start Listed entries
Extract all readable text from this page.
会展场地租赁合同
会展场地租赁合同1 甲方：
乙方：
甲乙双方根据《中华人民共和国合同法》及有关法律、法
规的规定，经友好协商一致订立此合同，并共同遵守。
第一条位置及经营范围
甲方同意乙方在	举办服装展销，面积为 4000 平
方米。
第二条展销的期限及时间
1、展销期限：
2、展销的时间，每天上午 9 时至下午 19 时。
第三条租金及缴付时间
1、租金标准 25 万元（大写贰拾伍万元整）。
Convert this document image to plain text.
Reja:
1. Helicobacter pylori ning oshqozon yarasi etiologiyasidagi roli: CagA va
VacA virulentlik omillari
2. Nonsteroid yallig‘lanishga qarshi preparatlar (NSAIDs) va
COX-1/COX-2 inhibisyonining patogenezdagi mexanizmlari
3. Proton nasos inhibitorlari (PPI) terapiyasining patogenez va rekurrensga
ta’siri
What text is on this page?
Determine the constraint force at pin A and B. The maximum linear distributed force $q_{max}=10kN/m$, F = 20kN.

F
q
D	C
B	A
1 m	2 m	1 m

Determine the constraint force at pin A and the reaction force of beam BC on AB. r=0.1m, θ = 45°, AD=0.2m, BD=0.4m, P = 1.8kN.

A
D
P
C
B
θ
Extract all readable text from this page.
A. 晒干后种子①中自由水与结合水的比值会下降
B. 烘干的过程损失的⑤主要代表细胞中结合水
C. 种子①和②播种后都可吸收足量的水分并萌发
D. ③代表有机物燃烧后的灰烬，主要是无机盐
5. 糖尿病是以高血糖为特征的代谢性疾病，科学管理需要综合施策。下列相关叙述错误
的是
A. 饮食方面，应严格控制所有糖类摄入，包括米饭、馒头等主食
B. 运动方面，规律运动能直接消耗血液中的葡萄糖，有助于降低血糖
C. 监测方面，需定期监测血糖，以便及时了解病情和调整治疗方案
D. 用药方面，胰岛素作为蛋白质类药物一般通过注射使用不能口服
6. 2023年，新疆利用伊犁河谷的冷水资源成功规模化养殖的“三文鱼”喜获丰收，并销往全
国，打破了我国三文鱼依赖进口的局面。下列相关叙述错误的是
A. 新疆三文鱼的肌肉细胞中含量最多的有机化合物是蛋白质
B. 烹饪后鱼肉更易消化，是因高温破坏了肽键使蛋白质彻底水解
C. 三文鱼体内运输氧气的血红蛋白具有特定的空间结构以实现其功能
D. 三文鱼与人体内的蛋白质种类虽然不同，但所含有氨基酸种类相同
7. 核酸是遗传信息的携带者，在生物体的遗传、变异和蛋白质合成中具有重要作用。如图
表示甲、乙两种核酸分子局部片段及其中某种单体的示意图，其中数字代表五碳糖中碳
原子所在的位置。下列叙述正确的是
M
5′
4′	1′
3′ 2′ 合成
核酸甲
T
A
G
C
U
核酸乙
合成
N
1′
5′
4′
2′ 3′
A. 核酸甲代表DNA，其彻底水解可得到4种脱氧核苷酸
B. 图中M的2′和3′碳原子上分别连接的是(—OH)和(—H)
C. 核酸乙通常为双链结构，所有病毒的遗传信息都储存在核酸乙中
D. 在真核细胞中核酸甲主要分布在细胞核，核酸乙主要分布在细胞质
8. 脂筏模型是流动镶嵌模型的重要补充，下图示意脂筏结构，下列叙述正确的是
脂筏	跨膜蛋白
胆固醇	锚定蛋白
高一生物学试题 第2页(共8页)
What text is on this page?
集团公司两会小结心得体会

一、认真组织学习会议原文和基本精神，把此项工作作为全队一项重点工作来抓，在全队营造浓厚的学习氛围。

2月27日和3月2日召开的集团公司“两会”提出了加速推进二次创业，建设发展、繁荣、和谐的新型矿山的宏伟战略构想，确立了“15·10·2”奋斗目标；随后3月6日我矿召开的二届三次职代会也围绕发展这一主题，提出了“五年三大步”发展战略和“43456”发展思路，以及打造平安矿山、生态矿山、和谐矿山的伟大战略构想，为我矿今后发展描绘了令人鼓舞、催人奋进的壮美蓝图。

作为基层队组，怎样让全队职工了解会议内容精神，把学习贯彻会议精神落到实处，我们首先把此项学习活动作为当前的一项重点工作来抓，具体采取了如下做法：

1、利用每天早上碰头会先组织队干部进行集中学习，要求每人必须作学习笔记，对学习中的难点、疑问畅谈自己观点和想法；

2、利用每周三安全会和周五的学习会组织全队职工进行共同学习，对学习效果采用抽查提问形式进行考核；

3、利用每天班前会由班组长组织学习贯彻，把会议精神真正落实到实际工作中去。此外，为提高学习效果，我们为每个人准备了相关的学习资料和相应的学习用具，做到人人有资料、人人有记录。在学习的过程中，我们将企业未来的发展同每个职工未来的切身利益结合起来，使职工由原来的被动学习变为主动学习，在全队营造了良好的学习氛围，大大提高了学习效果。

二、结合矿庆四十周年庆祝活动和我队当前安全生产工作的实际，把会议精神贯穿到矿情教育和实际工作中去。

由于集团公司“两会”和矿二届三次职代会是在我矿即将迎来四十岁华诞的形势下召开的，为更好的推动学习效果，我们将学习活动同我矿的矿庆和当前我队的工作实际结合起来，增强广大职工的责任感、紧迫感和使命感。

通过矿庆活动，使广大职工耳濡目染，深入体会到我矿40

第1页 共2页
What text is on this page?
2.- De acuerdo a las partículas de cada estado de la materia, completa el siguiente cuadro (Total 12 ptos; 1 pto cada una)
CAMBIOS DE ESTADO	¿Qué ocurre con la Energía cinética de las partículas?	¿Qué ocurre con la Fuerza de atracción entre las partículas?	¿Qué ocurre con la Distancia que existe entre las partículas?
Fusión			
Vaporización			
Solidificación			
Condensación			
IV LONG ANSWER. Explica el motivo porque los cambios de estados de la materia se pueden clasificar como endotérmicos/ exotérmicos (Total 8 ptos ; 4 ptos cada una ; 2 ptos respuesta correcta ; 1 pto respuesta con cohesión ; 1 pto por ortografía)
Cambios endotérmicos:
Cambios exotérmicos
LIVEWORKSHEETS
end Listed entries
Exercise instructions: Write the number of lines containing the word "constraint" and nothing besides it.

Written solution: 2